* _Exercise aim_
Reproduce the lines from the line with "Patent image size: (1246, 886)." to the line with "The work platform 13 is at (264, 712).", changing "seamer" to "seaming machine" and leaving everything else unaltered.

* _Available records_

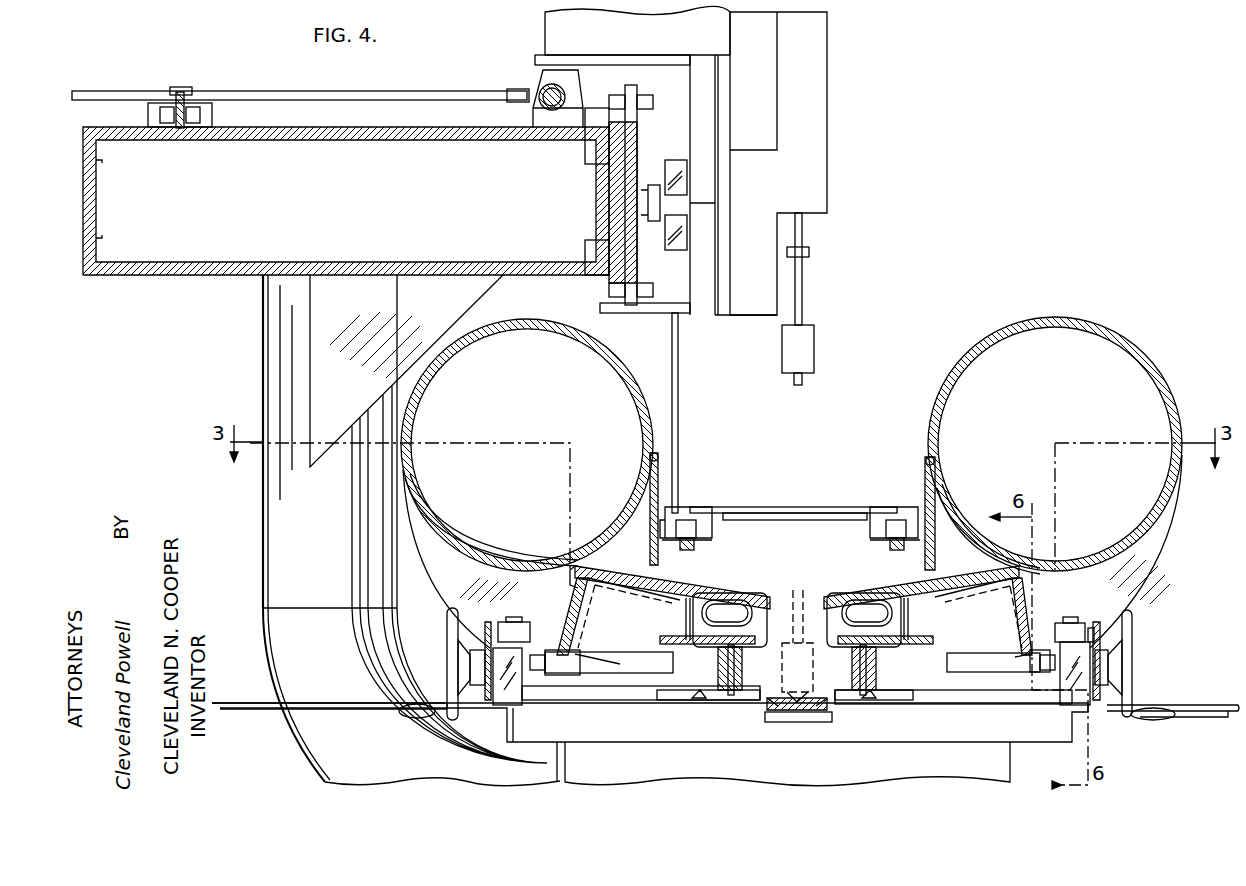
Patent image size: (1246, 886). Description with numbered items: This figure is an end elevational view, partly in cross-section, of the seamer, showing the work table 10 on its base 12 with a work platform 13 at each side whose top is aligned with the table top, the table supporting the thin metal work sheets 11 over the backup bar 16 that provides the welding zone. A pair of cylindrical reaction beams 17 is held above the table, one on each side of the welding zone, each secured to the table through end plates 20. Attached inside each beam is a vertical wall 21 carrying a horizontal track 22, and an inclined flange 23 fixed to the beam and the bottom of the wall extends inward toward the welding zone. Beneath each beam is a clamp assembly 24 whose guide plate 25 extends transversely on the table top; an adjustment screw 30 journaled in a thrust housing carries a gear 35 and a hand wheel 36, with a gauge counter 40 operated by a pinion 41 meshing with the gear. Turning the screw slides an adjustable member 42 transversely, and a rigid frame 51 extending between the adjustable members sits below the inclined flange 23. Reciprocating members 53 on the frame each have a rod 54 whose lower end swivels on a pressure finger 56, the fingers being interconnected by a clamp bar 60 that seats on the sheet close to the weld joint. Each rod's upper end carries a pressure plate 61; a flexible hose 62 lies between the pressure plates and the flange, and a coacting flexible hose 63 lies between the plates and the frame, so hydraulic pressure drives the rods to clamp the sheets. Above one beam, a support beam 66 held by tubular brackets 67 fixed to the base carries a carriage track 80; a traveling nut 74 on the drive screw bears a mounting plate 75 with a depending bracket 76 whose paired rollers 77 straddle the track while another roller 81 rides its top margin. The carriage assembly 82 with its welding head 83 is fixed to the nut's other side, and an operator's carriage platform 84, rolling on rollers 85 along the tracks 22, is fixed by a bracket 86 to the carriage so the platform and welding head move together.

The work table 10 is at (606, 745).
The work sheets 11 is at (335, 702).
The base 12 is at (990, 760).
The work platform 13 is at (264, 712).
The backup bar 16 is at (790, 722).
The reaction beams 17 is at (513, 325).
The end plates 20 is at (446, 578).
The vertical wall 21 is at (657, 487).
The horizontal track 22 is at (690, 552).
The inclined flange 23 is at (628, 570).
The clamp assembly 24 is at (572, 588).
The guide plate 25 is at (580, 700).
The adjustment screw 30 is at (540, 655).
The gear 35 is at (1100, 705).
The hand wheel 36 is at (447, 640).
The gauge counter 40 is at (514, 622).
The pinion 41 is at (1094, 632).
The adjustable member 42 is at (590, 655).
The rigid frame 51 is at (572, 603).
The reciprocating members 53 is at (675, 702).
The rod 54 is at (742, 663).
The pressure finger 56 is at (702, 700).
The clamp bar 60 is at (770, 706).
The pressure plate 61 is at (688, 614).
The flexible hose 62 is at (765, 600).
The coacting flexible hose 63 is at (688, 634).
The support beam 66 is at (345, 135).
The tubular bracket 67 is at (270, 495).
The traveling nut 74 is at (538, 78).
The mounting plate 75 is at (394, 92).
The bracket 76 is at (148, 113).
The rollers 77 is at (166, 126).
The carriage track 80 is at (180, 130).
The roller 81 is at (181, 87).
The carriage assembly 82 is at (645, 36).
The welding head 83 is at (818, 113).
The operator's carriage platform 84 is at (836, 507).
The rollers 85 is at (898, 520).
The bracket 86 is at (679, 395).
* * *
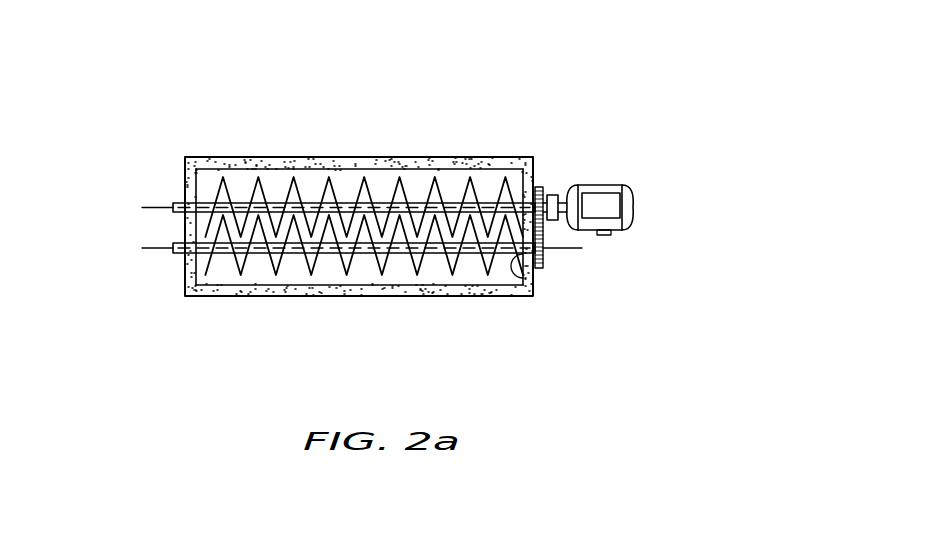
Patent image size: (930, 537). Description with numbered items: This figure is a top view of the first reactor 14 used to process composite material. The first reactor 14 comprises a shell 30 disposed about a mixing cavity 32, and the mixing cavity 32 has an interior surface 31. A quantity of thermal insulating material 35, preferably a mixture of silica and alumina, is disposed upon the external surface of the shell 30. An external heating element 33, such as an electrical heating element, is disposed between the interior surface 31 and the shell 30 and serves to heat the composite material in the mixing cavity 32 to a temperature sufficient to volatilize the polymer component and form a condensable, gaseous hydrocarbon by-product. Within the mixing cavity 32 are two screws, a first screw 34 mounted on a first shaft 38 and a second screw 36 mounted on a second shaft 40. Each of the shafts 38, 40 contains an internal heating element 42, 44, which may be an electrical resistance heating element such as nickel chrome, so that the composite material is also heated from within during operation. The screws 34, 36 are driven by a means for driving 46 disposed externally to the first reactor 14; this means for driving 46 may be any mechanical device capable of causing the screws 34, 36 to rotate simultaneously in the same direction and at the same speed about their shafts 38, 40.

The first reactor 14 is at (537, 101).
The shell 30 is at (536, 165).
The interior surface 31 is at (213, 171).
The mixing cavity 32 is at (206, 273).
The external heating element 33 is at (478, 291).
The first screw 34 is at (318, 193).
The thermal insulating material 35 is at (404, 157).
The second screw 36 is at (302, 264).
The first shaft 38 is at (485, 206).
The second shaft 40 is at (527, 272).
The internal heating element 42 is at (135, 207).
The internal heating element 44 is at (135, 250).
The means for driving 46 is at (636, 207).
---
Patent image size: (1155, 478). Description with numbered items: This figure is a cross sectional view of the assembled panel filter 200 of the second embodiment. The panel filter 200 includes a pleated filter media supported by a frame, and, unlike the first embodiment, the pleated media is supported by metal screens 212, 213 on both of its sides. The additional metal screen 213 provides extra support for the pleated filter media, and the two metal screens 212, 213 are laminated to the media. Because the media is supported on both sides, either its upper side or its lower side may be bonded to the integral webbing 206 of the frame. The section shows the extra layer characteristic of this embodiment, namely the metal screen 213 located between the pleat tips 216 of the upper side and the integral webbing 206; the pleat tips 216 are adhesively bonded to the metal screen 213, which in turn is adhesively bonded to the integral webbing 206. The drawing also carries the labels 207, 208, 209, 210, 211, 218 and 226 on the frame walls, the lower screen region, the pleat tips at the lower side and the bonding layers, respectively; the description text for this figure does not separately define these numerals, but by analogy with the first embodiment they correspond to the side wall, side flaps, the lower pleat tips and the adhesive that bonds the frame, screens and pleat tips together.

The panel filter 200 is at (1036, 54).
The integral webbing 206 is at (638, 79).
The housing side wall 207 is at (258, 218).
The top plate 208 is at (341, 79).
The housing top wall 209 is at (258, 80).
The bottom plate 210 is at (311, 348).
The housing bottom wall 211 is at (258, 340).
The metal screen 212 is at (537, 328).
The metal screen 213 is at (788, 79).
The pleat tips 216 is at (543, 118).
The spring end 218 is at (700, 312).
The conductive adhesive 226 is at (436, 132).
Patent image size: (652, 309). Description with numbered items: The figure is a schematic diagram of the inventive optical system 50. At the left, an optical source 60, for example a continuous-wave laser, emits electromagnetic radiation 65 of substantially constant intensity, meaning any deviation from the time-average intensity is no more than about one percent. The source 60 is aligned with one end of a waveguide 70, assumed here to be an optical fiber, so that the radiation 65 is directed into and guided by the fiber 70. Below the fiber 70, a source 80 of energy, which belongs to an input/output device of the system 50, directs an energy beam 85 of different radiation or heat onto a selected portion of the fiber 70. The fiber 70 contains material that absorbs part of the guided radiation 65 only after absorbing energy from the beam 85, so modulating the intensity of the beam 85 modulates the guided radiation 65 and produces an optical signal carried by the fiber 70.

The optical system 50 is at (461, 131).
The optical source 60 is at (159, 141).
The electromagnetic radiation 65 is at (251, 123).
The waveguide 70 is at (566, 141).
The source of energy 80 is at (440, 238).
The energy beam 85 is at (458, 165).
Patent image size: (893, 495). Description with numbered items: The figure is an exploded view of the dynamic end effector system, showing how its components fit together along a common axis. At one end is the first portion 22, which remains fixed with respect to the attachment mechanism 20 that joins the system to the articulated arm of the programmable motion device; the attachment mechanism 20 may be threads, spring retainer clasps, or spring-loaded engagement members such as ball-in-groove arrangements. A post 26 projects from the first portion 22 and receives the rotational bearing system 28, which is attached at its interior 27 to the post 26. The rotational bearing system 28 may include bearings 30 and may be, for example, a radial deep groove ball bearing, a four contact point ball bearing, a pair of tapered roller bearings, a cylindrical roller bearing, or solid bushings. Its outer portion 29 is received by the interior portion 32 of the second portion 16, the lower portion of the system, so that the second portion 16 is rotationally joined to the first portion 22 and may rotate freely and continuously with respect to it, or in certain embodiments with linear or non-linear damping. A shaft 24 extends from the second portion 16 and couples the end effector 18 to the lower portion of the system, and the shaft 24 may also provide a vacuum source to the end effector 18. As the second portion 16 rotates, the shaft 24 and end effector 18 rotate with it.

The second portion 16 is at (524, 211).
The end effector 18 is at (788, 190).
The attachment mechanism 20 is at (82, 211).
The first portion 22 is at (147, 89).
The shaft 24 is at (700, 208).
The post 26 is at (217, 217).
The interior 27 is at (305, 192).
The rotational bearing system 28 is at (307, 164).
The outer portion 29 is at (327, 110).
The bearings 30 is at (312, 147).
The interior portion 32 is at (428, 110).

* _Expected output_
Patent image size: (1246, 886). Description with numbered items: This figure is an end elevational view, partly in cross-section, of the seaming machine, showing the work table 10 on its base 12 with a work platform 13 at each side whose top is aligned with the table top, the table supporting the thin metal work sheets 11 over the backup bar 16 that provides the welding zone. A pair of cylindrical reaction beams 17 is held above the table, one on each side of the welding zone, each secured to the table through end plates 20. Attached inside each beam is a vertical wall 21 carrying a horizontal track 22, and an inclined flange 23 fixed to the beam and the bottom of the wall extends inward toward the welding zone. Beneath each beam is a clamp assembly 24 whose guide plate 25 extends transversely on the table top; an adjustment screw 30 journaled in a thrust housing carries a gear 35 and a hand wheel 36, with a gauge counter 40 operated by a pinion 41 meshing with the gear. Turning the screw slides an adjustable member 42 transversely, and a rigid frame 51 extending between the adjustable members sits below the inclined flange 23. Reciprocating members 53 on the frame each have a rod 54 whose lower end swivels on a pressure finger 56, the fingers being interconnected by a clamp bar 60 that seats on the sheet close to the weld joint. Each rod's upper end carries a pressure plate 61; a flexible hose 62 lies between the pressure plates and the flange, and a coacting flexible hose 63 lies between the plates and the frame, so hydraulic pressure drives the rods to clamp the sheets. Above one beam, a support beam 66 held by tubular brackets 67 fixed to the base carries a carriage track 80; a traveling nut 74 on the drive screw bears a mounting plate 75 with a depending bracket 76 whose paired rollers 77 straddle the track while another roller 81 rides its top margin. The carriage assembly 82 with its welding head 83 is fixed to the nut's other side, and an operator's carriage platform 84, rolling on rollers 85 along the tracks 22, is fixed by a bracket 86 to the carriage so the platform and welding head move together.

The work table 10 is at (606, 745).
The work sheets 11 is at (335, 702).
The base 12 is at (990, 760).
The work platform 13 is at (264, 712).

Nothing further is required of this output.